Provided records:
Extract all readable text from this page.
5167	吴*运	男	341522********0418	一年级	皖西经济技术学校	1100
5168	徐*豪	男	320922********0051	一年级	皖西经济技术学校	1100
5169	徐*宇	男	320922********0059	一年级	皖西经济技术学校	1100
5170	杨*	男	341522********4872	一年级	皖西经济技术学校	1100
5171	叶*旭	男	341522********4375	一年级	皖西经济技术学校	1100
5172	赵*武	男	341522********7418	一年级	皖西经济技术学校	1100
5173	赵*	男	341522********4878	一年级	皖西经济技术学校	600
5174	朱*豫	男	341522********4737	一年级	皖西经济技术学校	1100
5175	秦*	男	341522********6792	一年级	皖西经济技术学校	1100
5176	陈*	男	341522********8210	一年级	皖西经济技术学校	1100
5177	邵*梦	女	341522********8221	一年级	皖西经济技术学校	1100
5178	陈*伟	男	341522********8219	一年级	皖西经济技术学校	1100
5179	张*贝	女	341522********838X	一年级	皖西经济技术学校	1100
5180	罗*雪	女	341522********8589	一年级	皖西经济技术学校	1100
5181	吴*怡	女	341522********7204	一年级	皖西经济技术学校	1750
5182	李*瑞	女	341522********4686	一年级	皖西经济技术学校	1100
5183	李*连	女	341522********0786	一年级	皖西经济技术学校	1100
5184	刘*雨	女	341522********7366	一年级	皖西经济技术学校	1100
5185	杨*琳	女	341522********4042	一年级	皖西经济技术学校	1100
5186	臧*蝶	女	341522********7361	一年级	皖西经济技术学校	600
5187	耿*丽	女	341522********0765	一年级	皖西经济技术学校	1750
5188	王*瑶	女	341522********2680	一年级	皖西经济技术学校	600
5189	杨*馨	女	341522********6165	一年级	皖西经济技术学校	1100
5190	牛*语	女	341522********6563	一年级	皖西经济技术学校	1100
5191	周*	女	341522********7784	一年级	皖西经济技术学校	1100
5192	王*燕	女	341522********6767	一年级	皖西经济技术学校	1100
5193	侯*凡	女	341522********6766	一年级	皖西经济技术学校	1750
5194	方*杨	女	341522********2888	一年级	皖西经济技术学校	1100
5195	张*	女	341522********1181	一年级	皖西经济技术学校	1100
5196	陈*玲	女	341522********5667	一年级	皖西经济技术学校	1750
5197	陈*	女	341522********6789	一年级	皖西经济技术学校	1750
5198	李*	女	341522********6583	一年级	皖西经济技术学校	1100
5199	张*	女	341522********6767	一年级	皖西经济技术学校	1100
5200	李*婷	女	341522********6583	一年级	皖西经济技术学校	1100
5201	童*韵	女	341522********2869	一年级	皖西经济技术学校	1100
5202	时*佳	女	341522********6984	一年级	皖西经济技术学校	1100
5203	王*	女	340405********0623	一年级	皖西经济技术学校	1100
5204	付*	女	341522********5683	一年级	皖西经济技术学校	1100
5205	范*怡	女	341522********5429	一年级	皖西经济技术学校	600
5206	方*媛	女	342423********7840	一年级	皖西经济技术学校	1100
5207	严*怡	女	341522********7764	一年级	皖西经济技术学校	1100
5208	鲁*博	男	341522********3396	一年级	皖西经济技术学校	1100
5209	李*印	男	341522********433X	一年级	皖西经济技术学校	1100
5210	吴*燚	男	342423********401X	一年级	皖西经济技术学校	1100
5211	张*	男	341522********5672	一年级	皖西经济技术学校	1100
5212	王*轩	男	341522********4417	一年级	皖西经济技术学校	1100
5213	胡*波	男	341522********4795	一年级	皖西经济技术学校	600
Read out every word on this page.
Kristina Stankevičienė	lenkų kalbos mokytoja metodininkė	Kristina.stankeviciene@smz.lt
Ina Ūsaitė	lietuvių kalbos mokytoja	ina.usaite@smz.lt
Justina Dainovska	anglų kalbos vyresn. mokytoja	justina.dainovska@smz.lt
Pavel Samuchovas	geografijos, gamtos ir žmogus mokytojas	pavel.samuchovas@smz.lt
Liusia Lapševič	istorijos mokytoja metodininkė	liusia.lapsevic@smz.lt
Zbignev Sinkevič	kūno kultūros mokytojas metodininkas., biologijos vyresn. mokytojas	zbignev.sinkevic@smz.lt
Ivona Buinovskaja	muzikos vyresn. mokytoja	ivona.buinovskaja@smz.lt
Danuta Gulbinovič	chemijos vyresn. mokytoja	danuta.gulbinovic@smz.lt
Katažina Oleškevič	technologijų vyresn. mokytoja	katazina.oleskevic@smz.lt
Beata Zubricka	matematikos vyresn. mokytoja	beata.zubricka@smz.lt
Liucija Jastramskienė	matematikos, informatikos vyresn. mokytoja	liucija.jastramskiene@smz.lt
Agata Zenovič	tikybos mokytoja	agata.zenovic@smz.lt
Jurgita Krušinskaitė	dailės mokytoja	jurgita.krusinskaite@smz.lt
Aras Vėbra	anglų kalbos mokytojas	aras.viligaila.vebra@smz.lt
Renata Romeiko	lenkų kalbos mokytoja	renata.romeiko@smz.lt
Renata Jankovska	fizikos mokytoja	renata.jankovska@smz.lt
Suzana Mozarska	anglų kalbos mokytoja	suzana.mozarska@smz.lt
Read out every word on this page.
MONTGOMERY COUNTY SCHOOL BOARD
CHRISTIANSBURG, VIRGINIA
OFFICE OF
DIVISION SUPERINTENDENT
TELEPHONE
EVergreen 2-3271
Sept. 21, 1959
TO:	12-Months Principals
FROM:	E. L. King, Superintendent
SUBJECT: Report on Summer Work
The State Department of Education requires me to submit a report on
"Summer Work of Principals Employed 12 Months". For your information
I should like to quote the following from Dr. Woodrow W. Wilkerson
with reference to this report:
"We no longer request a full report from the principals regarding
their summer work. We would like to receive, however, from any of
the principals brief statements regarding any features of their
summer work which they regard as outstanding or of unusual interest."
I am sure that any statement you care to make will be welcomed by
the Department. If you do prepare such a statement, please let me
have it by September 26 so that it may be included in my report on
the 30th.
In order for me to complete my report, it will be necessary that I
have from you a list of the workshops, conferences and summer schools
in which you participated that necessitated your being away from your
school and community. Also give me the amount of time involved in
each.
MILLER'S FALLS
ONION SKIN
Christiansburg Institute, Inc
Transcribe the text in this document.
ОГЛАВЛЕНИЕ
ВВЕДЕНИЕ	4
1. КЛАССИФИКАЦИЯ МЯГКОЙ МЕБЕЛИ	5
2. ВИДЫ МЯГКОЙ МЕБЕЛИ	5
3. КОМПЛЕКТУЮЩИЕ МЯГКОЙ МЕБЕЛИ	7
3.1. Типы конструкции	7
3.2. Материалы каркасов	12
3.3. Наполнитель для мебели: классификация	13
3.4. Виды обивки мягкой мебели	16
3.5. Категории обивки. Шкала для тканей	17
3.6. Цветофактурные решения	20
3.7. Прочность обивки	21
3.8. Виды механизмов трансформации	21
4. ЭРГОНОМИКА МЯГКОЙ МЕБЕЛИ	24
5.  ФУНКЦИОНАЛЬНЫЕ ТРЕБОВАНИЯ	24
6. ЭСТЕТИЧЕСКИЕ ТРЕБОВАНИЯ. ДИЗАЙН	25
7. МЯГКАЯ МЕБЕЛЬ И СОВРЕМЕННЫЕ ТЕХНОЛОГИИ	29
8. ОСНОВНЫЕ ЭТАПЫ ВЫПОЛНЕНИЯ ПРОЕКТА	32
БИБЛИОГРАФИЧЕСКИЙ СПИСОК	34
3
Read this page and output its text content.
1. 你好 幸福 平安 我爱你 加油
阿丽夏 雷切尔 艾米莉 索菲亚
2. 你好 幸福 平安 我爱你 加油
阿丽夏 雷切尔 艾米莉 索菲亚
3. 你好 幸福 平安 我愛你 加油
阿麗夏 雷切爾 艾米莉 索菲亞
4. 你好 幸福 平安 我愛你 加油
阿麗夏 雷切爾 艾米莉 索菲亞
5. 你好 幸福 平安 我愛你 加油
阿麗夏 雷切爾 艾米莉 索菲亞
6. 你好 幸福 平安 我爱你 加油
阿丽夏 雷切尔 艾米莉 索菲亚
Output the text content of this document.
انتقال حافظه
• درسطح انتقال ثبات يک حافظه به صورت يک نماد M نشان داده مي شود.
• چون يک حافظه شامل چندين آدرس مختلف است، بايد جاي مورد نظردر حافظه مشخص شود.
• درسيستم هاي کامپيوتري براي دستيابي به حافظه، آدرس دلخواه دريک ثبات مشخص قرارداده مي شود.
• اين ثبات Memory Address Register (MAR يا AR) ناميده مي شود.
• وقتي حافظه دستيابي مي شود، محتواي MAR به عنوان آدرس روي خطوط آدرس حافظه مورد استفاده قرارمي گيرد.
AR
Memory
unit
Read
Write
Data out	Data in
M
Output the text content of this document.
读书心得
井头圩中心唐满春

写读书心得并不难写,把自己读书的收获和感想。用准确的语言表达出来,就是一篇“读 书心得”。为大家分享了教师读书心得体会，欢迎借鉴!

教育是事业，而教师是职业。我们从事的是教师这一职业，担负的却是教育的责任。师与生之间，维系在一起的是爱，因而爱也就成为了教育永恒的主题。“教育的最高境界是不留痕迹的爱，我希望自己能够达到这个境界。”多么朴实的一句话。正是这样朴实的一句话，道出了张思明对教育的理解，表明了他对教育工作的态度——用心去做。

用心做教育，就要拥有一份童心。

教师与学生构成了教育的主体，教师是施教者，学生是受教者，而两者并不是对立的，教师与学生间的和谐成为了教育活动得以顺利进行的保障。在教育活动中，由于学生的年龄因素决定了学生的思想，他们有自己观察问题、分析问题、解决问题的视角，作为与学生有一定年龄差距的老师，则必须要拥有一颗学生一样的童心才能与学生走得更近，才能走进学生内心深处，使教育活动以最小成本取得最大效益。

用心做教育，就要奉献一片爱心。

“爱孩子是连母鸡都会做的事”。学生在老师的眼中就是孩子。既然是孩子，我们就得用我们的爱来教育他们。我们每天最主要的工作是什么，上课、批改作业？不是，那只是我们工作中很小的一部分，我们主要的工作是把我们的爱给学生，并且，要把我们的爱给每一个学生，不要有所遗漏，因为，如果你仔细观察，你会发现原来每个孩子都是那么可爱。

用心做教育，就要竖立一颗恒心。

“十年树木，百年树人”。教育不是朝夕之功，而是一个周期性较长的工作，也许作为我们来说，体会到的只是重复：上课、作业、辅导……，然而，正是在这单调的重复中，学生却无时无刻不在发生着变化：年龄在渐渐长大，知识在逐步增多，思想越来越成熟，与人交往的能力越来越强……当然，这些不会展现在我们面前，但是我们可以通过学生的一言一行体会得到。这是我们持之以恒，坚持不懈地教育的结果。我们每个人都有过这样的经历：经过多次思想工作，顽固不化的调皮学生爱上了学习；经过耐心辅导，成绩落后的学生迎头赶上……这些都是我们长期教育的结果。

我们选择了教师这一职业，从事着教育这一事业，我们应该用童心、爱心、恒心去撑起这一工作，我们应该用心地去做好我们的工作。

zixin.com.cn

Job:
Extract all lines from the material above that include the word "Department".

Exercise solution:
The State Department of Education requires me to submit a report on
the Department. If you do prepare such a statement, please let me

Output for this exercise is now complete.